## EXERCISE MATERIALS
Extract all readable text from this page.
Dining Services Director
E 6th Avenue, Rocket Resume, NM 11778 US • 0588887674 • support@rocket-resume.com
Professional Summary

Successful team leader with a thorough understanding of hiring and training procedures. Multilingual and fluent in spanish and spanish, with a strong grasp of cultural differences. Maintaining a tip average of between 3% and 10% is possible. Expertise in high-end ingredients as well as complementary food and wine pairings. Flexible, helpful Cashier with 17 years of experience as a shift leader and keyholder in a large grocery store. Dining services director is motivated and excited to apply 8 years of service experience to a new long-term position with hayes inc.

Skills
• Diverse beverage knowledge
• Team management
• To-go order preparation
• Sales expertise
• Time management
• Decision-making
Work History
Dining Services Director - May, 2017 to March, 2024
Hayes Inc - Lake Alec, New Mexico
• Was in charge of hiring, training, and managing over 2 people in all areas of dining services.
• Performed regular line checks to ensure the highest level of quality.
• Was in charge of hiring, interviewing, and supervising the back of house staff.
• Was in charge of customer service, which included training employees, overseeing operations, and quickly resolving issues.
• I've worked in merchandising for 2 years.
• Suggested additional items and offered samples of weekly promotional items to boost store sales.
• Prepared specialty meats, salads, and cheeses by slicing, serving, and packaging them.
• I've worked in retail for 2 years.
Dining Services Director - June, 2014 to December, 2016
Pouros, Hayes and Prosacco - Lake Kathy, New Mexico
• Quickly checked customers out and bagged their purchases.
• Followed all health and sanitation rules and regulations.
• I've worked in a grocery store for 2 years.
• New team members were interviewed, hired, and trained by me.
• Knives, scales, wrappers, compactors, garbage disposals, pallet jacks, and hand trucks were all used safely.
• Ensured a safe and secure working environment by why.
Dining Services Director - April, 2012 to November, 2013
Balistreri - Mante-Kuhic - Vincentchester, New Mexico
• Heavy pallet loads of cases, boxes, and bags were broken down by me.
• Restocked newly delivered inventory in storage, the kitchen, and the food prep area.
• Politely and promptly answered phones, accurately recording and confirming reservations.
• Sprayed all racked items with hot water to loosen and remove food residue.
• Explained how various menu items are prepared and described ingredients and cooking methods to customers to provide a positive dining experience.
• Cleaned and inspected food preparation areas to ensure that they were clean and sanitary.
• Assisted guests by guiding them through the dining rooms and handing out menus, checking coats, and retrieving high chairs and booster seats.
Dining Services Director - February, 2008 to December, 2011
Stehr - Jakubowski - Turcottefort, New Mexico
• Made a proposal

## TASK INSTRUCTIONS
Copy out each line exactly.

## ANSWER BELOW
Extract all readable text from this page.
Dining Services Director
E 6th Avenue, Rocket Resume, NM 11778 US • 0588887674 • support@rocket-resume.com
Professional Summary

Successful team leader with a thorough understanding of hiring and training procedures. Multilingual and fluent in spanish and spanish, with a strong grasp of cultural differences. Maintaining a tip average of between 3% and 10% is possible. Expertise in high-end ingredients as well as complementary food and wine pairings. Flexible, helpful Cashier with 17 years of experience as a shift leader and keyholder in a large grocery store. Dining services director is motivated and excited to apply 8 years of service experience to a new long-term position with hayes inc.

Skills
• Diverse beverage knowledge
• Team management
• To-go order preparation
• Sales expertise
• Time management
• Decision-making
Work History
Dining Services Director - May, 2017 to March, 2024
Hayes Inc - Lake Alec, New Mexico
• Was in charge of hiring, training, and managing over 2 people in all areas of dining services.
• Performed regular line checks to ensure the highest level of quality.
• Was in charge of hiring, interviewing, and supervising the back of house staff.
• Was in charge of customer service, which included training employees, overseeing operations, and quickly resolving issues.
• I've worked in merchandising for 2 years.
• Suggested additional items and offered samples of weekly promotional items to boost store sales.
• Prepared specialty meats, salads, and cheeses by slicing, serving, and packaging them.
• I've worked in retail for 2 years.
Dining Services Director - June, 2014 to December, 2016
Pouros, Hayes and Prosacco - Lake Kathy, New Mexico
• Quickly checked customers out and bagged their purchases.
• Followed all health and sanitation rules and regulations.
• I've worked in a grocery store for 2 years.
• New team members were interviewed, hired, and trained by me.
• Knives, scales, wrappers, compactors, garbage disposals, pallet jacks, and hand trucks were all used safely.
• Ensured a safe and secure working environment by why.
Dining Services Director - April, 2012 to November, 2013
Balistreri - Mante-Kuhic - Vincentchester, New Mexico
• Heavy pallet loads of cases, boxes, and bags were broken down by me.
• Restocked newly delivered inventory in storage, the kitchen, and the food prep area.
• Politely and promptly answered phones, accurately recording and confirming reservations.
• Sprayed all racked items with hot water to loosen and remove food residue.
• Explained how various menu items are prepared and described ingredients and cooking methods to customers to provide a positive dining experience.
• Cleaned and inspected food preparation areas to ensure that they were clean and sanitary.
• Assisted guests by guiding them through the dining rooms and handing out menus, checking coats, and retrieving high chairs and booster seats.
Dining Services Director - February, 2008 to December, 2011
Stehr - Jakubowski - Turcottefort, New Mexico
• Made a proposal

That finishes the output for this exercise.